From the entries below, copy every line where the string "first" appears.

☆ ☆ ☆ ☆ ☆ ☆ ☆

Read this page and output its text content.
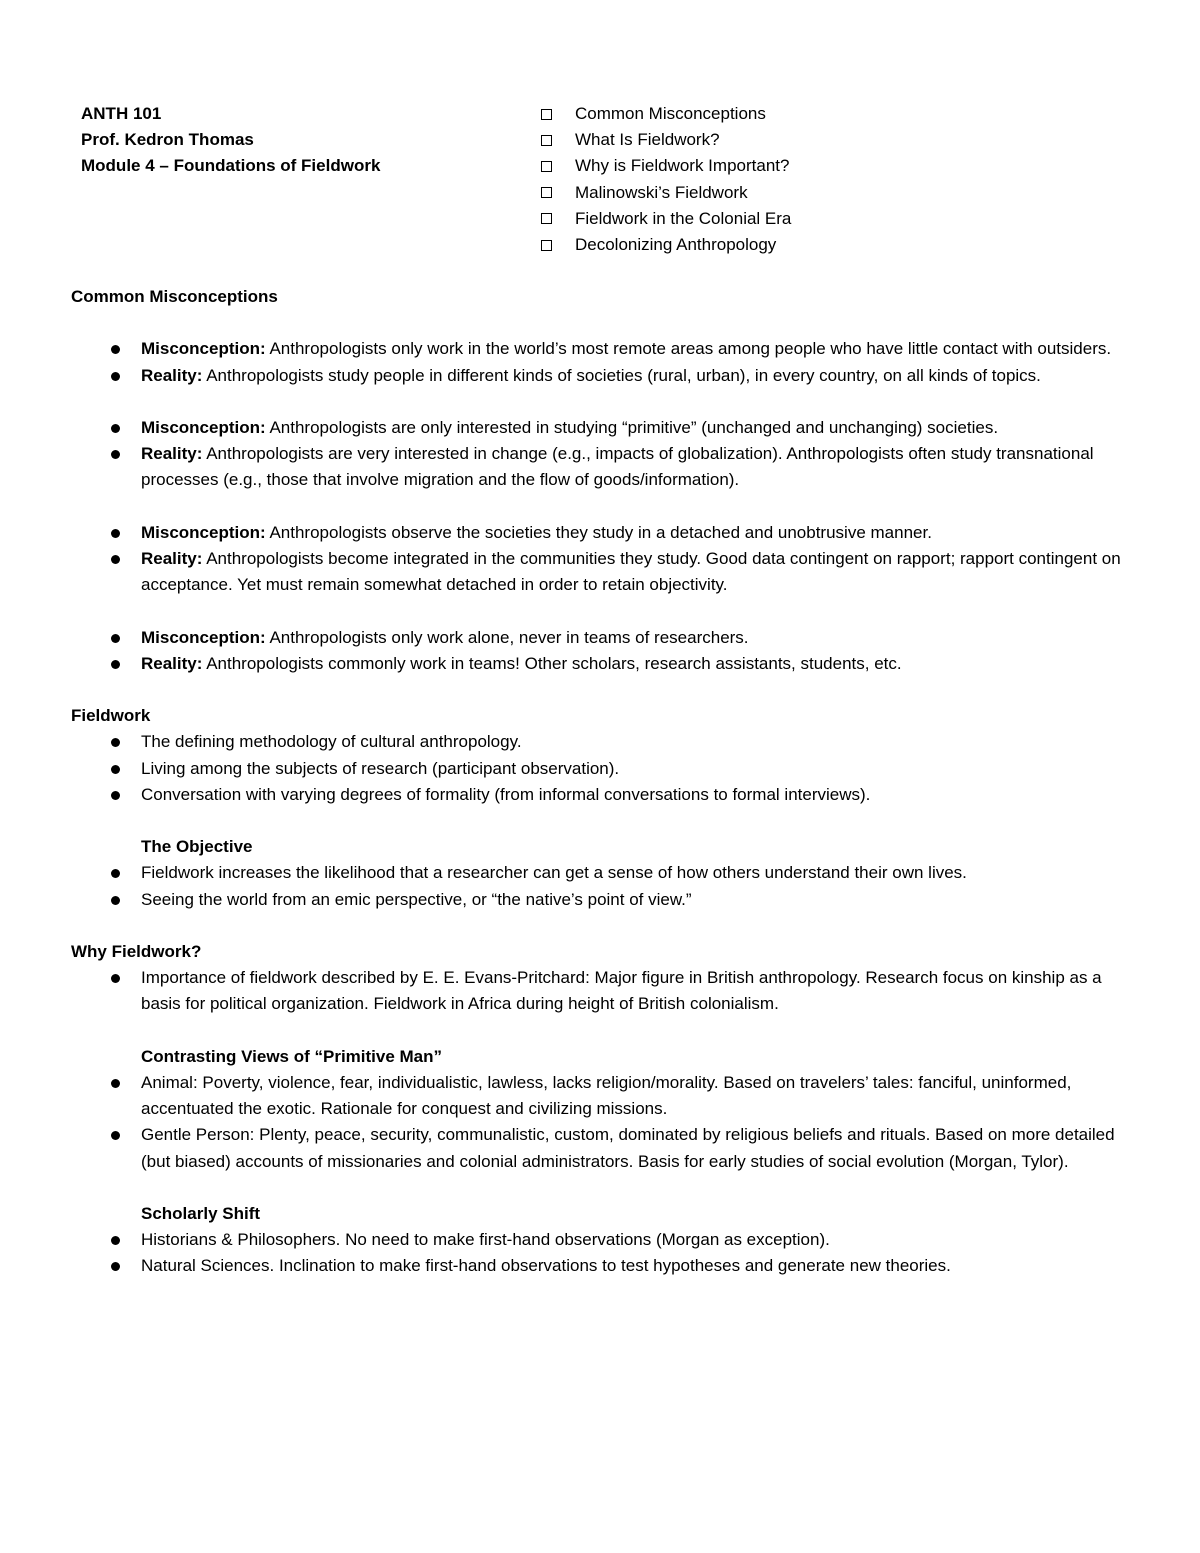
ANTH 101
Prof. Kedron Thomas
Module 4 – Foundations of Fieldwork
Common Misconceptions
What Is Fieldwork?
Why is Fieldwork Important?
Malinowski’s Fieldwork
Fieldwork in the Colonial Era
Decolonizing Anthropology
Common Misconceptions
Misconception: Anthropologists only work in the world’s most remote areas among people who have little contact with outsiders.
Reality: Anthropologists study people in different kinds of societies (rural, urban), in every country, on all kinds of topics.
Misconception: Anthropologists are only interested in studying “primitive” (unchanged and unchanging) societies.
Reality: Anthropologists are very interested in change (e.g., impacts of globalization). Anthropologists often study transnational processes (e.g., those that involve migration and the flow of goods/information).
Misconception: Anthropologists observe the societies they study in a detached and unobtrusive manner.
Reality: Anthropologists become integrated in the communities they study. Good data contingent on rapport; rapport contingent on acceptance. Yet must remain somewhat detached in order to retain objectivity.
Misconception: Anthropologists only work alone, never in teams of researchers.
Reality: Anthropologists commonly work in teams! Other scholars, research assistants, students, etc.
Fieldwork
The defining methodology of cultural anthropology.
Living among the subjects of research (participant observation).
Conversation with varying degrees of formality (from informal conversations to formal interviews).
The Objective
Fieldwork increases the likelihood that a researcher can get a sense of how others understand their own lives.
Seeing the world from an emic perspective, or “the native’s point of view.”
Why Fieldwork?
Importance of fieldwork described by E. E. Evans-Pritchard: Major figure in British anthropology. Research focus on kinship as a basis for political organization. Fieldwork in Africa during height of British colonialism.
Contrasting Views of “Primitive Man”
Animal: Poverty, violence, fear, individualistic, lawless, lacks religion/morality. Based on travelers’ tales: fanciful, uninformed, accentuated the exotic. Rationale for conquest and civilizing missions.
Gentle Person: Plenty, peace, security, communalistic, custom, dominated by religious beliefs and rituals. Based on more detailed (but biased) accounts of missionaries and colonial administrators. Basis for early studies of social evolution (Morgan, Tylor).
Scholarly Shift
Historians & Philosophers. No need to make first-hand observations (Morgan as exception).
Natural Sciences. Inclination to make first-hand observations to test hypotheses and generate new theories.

☆ ☆ ☆ ☆ ☆ ☆ ☆

* _ANSWER IN FULL_
Historians & Philosophers. No need to make first-hand observations (Morgan as exception).
Natural Sciences. Inclination to make first-hand observations to test hypotheses and generate new theories.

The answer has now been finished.